- **Exercise task**
Could you print everything from the first of the lines below down to the line containing "category-label: AFECTARA POSITIVAMENTE", with both of those lines included and each line reproduced verbatim?

- **Supplied records**
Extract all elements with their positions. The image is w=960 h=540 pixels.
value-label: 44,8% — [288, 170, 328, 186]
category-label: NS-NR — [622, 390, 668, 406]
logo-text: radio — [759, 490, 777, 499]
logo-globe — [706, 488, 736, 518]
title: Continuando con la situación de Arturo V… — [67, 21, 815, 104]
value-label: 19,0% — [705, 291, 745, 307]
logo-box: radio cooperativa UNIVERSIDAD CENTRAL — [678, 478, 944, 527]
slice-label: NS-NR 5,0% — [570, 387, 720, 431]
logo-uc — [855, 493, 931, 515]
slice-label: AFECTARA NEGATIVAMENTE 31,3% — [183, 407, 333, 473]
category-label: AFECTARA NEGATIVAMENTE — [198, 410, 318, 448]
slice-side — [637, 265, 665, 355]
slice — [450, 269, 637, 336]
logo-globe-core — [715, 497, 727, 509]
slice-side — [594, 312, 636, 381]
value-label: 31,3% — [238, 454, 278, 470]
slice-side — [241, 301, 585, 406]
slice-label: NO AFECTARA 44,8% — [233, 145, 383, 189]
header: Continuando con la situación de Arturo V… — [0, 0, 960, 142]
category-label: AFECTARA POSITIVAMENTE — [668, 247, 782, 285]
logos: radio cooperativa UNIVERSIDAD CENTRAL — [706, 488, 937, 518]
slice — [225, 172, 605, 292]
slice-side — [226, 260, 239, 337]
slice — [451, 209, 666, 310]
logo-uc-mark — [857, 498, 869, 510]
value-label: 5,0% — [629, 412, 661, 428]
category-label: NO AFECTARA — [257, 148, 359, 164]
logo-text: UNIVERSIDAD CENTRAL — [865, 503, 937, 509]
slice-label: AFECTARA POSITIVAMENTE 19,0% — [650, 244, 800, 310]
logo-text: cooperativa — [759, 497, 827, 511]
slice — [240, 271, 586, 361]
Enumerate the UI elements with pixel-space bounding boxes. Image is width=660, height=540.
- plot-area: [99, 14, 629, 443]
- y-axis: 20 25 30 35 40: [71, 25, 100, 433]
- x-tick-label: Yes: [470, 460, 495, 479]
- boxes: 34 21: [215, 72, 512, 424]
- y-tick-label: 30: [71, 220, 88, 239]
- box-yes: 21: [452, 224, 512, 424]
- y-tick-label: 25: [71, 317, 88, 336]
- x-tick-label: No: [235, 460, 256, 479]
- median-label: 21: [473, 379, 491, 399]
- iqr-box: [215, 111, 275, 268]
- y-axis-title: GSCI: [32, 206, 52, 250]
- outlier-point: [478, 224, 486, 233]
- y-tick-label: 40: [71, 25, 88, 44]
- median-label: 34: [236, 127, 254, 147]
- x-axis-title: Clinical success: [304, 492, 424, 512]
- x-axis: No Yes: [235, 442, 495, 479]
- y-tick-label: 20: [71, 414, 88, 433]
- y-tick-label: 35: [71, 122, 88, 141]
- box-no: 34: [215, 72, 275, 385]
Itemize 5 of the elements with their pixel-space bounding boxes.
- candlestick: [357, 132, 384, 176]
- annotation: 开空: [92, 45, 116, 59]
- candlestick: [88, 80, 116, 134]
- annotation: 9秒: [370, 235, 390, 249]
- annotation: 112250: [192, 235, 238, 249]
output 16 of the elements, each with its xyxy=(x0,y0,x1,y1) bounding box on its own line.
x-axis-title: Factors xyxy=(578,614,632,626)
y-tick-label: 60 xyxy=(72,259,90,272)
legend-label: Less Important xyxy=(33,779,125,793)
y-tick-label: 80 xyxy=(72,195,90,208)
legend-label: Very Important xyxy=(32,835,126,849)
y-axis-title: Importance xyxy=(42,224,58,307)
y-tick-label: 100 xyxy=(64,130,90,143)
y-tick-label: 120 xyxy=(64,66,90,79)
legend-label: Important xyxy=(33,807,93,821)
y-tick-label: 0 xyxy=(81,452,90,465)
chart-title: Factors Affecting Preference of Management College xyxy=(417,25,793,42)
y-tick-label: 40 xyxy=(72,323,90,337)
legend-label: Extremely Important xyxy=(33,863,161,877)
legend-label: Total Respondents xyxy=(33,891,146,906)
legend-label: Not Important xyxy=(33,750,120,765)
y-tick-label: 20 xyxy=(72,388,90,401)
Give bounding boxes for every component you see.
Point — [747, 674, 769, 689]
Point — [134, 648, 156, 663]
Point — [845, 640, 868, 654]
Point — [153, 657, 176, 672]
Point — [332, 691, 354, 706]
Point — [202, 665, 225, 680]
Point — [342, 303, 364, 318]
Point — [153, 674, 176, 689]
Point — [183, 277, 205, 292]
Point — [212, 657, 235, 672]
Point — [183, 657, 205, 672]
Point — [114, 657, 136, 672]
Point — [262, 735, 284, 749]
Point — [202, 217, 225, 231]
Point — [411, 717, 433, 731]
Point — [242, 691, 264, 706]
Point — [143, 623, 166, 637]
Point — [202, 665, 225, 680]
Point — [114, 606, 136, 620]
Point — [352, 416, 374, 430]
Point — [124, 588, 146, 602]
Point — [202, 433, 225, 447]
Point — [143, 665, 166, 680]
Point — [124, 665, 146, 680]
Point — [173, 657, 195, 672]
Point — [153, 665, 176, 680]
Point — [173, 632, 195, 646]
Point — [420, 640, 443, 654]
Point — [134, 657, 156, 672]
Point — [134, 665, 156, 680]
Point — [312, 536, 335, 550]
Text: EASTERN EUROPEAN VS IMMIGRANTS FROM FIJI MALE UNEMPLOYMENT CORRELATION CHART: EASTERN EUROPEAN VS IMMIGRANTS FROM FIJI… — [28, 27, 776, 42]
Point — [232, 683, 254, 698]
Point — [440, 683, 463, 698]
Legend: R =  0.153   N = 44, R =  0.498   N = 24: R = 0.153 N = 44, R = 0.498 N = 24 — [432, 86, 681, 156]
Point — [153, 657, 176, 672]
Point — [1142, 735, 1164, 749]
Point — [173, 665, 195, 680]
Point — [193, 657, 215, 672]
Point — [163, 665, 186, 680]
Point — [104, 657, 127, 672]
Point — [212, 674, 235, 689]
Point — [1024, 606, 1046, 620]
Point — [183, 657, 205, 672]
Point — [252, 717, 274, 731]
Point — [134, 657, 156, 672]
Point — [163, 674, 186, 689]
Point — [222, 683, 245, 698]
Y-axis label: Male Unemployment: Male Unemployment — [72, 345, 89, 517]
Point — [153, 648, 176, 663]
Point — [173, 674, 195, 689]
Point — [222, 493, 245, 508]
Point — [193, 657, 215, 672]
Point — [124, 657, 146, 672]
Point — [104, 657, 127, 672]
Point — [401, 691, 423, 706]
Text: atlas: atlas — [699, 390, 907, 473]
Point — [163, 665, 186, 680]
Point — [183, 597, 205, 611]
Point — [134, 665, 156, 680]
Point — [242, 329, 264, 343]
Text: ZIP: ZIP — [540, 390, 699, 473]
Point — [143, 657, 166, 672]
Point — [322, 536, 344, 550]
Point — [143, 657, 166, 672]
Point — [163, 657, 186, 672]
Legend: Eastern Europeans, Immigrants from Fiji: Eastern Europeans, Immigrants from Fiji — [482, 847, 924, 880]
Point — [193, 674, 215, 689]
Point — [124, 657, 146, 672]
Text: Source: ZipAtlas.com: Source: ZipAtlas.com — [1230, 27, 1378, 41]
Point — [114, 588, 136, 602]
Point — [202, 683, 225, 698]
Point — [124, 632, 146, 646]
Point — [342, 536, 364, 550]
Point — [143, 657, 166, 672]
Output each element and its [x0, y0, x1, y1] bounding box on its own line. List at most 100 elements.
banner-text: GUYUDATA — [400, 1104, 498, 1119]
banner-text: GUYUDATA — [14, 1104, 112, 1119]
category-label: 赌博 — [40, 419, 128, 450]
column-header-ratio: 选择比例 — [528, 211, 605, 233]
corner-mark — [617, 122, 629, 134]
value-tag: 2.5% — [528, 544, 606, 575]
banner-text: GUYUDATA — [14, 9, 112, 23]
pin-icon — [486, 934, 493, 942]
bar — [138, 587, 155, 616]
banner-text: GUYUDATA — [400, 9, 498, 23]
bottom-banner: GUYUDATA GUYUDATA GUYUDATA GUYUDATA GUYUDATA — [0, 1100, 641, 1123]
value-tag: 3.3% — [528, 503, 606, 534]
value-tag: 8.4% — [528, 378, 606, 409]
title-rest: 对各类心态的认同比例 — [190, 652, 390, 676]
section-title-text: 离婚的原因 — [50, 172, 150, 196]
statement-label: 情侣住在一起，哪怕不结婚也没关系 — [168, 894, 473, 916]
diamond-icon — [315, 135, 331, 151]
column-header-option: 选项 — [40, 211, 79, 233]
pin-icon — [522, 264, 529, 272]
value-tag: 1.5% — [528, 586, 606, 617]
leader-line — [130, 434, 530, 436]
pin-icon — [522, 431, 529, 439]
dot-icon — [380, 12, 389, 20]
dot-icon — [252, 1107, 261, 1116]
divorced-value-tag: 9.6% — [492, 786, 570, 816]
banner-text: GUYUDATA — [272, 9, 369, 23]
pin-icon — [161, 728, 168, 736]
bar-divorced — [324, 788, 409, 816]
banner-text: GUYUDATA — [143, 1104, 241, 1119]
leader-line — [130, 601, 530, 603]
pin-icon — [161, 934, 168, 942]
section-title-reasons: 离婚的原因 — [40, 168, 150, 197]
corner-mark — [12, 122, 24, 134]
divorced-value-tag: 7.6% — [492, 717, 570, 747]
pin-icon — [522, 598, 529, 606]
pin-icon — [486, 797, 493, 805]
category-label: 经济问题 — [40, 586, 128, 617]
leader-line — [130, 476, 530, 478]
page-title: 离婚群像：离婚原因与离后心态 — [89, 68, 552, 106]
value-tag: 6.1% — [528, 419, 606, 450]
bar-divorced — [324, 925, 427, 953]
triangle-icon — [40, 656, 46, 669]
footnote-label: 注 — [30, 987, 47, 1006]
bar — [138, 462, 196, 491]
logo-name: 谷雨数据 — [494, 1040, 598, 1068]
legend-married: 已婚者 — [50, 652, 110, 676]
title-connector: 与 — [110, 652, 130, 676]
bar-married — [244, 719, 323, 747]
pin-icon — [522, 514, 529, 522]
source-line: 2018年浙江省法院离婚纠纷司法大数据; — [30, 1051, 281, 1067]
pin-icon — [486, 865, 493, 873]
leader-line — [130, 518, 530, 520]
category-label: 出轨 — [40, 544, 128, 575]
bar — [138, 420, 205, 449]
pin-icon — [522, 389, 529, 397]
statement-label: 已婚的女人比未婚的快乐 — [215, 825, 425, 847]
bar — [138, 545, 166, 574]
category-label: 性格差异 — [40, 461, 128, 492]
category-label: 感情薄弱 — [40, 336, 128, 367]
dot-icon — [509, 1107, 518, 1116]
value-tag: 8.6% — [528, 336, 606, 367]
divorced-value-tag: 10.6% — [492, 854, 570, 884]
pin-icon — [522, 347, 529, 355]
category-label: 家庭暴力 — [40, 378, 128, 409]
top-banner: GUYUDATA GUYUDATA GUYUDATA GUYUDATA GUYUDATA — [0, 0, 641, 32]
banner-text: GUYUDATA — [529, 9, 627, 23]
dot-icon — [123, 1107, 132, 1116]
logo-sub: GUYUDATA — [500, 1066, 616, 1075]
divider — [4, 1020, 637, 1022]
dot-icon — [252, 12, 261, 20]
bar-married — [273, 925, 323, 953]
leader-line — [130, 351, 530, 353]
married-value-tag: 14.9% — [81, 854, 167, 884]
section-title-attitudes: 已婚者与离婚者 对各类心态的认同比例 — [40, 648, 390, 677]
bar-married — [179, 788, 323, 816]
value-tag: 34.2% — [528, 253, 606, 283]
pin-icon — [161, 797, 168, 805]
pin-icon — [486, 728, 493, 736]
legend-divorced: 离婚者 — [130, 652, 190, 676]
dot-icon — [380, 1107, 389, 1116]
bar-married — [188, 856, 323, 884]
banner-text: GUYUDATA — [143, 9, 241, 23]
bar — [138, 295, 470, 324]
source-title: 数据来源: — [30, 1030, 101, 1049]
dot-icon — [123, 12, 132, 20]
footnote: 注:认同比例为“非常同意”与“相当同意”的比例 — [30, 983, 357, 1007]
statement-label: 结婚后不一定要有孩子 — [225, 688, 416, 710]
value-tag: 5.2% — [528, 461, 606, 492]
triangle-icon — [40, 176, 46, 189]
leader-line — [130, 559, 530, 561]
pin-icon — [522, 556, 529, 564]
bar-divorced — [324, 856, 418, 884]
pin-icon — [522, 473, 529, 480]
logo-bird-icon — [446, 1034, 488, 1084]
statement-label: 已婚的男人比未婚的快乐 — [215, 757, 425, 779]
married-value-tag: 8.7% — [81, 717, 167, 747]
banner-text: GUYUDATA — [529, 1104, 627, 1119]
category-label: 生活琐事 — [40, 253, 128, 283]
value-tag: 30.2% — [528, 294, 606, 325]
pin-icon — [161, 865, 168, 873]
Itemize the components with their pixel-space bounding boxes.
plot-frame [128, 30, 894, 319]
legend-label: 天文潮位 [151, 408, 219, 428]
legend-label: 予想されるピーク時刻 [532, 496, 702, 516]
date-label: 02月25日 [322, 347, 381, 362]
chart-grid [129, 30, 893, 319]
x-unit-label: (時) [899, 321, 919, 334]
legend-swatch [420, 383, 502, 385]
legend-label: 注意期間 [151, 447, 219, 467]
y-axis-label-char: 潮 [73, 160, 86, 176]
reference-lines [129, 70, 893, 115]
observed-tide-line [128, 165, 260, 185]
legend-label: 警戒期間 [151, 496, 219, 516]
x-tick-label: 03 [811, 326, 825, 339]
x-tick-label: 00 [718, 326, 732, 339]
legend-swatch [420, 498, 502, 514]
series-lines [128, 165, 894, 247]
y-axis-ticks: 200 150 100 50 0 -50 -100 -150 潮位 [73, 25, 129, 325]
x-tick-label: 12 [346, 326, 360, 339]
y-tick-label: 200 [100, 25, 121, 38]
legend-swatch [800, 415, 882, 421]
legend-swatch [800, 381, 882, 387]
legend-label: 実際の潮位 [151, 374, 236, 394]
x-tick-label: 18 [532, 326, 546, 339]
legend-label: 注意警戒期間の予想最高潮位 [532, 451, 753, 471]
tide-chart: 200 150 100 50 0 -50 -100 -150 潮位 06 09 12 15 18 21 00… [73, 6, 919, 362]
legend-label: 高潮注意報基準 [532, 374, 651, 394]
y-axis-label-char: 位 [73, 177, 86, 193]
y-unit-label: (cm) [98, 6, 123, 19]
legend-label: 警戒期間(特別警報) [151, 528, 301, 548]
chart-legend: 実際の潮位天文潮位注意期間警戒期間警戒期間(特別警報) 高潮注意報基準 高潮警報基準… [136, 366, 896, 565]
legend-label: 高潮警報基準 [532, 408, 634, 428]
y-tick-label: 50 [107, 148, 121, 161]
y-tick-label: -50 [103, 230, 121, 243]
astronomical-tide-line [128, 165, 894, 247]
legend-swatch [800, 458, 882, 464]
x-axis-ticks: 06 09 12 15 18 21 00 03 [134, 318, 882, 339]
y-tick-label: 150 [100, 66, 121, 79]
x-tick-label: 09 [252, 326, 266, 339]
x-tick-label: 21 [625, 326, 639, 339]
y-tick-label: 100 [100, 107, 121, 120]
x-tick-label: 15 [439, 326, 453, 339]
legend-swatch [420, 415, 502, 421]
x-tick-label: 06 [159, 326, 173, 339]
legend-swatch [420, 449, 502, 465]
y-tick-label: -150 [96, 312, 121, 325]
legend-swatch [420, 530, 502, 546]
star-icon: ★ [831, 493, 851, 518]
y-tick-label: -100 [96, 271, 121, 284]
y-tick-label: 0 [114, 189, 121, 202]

- **Solution**
Extract all elements with their positions. The image is w=960 h=540 pixels.
value-label: 44,8% — [288, 170, 328, 186]
category-label: NS-NR — [622, 390, 668, 406]
logo-text: radio — [759, 490, 777, 499]
logo-globe — [706, 488, 736, 518]
title: Continuando con la situación de Arturo V… — [67, 21, 815, 104]
value-label: 19,0% — [705, 291, 745, 307]
logo-box: radio cooperativa UNIVERSIDAD CENTRAL — [678, 478, 944, 527]
slice-label: NS-NR 5,0% — [570, 387, 720, 431]
logo-uc — [855, 493, 931, 515]
slice-label: AFECTARA NEGATIVAMENTE 31,3% — [183, 407, 333, 473]
category-label: AFECTARA NEGATIVAMENTE — [198, 410, 318, 448]
slice-side — [637, 265, 665, 355]
slice — [450, 269, 637, 336]
logo-globe-core — [715, 497, 727, 509]
slice-side — [594, 312, 636, 381]
value-label: 31,3% — [238, 454, 278, 470]
slice-side — [241, 301, 585, 406]
slice-label: NO AFECTARA 44,8% — [233, 145, 383, 189]
header: Continuando con la situación de Arturo V… — [0, 0, 960, 142]
category-label: AFECTARA POSITIVAMENTE — [668, 247, 782, 285]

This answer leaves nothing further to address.